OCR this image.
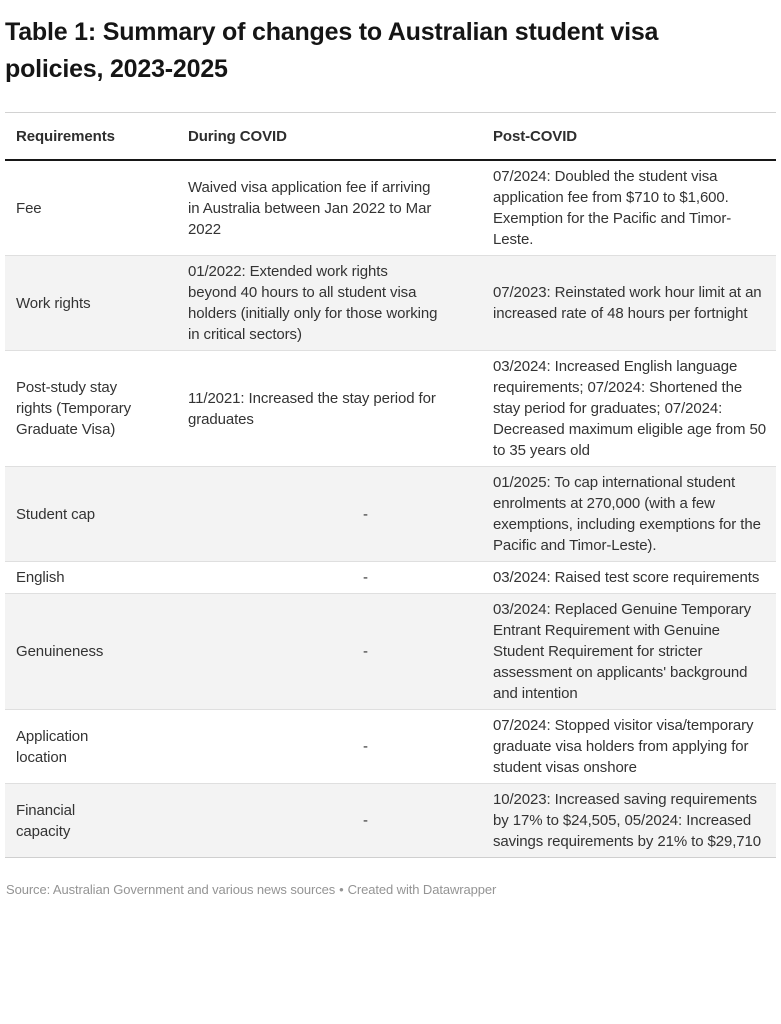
Table 1: Summary of changes to Australian student visa
policies, 2023-2025
Requirements	During COVID	Post-COVID
Fee	Waived visa application fee if arriving in Australia between Jan 2022 to Mar 2022	07/2024: Doubled the student visa application fee from $710 to $1,600. Exemption for the Pacific and Timor-Leste.
Work rights	01/2022: Extended work rights beyond 40 hours to all student visa holders (initially only for those working in critical sectors)	07/2023: Reinstated work hour limit at an increased rate of 48 hours per fortnight
Post-study stay rights (Temporary Graduate Visa)	11/2021: Increased the stay period for graduates	03/2024: Increased English language requirements; 07/2024: Shortened the stay period for graduates; 07/2024: Decreased maximum eligible age from 50 to 35 years old
Student cap	-	01/2025: To cap international student enrolments at 270,000 (with a few exemptions, including exemptions for the Pacific and Timor-Leste).
English	-	03/2024: Raised test score requirements
Genuineness	-	03/2024: Replaced Genuine Temporary Entrant Requirement with Genuine Student Requirement for stricter assessment on applicants' background and intention
Application location	-	07/2024: Stopped visitor visa/temporary graduate visa holders from applying for student visas onshore
Financial capacity	-	10/2023: Increased saving requirements by 17% to $24,505, 05/2024: Increased savings requirements by 21% to $29,710
Source: Australian Government and various news sources • Created with Datawrapper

• _DO THIS_
Copy all the records above exactly, but leave out the pictures.

• _WRITTEN RESPONSE_
OCR this image.
Table 1: Summary of changes to Australian student visa
policies, 2023-2025
Requirements	During COVID	Post-COVID
Fee	Waived visa application fee if arriving in Australia between Jan 2022 to Mar 2022	07/2024: Doubled the student visa application fee from $710 to $1,600. Exemption for the Pacific and Timor-Leste.
Work rights	01/2022: Extended work rights beyond 40 hours to all student visa holders (initially only for those working in critical sectors)	07/2023: Reinstated work hour limit at an increased rate of 48 hours per fortnight
Post-study stay rights (Temporary Graduate Visa)	11/2021: Increased the stay period for graduates	03/2024: Increased English language requirements; 07/2024: Shortened the stay period for graduates; 07/2024: Decreased maximum eligible age from 50 to 35 years old
Student cap	-	01/2025: To cap international student enrolments at 270,000 (with a few exemptions, including exemptions for the Pacific and Timor-Leste).
English	-	03/2024: Raised test score requirements
Genuineness	-	03/2024: Replaced Genuine Temporary Entrant Requirement with Genuine Student Requirement for stricter assessment on applicants' background and intention
Application location	-	07/2024: Stopped visitor visa/temporary graduate visa holders from applying for student visas onshore
Financial capacity	-	10/2023: Increased saving requirements by 17% to $24,505, 05/2024: Increased savings requirements by 21% to $29,710
Source: Australian Government and various news sources • Created with Datawrapper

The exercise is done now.